__Stated exercise__. Every line below that mentions the word "this" should be copied out.
----
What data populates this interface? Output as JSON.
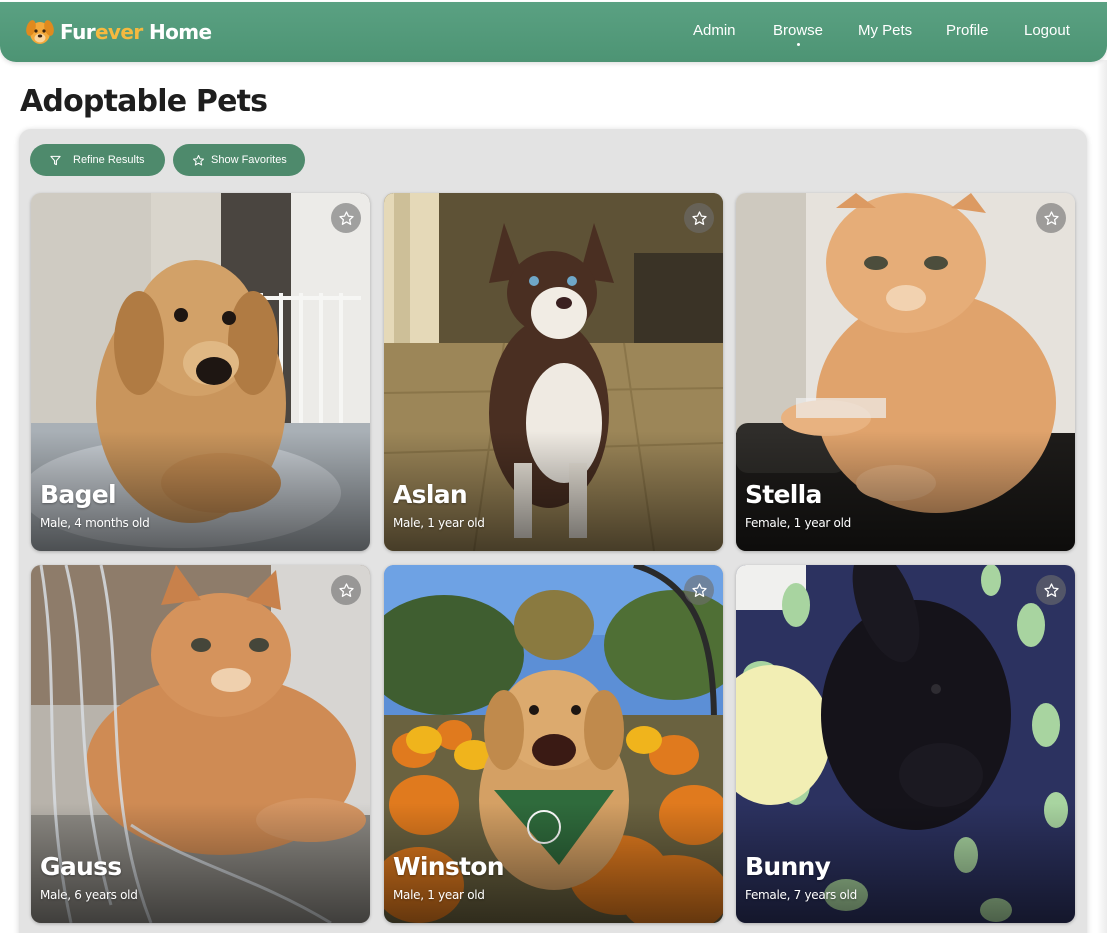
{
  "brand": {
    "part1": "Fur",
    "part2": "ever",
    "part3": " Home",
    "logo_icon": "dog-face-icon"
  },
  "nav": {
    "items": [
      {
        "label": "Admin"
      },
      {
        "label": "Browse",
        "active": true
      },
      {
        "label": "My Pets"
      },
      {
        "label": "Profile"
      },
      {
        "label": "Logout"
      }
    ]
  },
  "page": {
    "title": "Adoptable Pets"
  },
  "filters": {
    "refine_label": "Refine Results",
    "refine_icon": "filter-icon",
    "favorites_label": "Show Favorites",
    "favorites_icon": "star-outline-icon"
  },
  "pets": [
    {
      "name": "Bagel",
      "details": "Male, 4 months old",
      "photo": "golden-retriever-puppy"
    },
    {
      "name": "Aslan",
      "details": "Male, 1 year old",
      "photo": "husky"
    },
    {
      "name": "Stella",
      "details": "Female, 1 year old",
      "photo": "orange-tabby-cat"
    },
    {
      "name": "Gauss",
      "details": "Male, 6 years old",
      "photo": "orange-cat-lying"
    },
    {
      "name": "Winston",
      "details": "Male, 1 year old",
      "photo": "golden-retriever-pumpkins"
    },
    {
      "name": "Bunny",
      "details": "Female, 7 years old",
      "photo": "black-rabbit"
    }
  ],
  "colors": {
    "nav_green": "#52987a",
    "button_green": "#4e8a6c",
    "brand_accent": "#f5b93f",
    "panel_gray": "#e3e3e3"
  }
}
----
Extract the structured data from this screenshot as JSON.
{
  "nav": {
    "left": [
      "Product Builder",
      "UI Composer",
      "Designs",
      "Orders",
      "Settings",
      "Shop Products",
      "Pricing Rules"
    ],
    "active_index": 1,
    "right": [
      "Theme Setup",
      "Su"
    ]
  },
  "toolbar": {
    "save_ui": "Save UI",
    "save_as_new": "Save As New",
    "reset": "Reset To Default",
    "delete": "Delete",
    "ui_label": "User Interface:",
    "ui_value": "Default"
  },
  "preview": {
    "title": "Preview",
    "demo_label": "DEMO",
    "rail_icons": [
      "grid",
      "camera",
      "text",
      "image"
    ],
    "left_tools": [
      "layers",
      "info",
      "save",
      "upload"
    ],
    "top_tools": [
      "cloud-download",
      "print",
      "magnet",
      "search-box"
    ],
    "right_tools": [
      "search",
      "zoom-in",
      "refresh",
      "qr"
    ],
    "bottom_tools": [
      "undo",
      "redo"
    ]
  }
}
----
__The answer__.
What data populates this interface? Output as JSON.
Extract the structured data from this screenshot as JSON.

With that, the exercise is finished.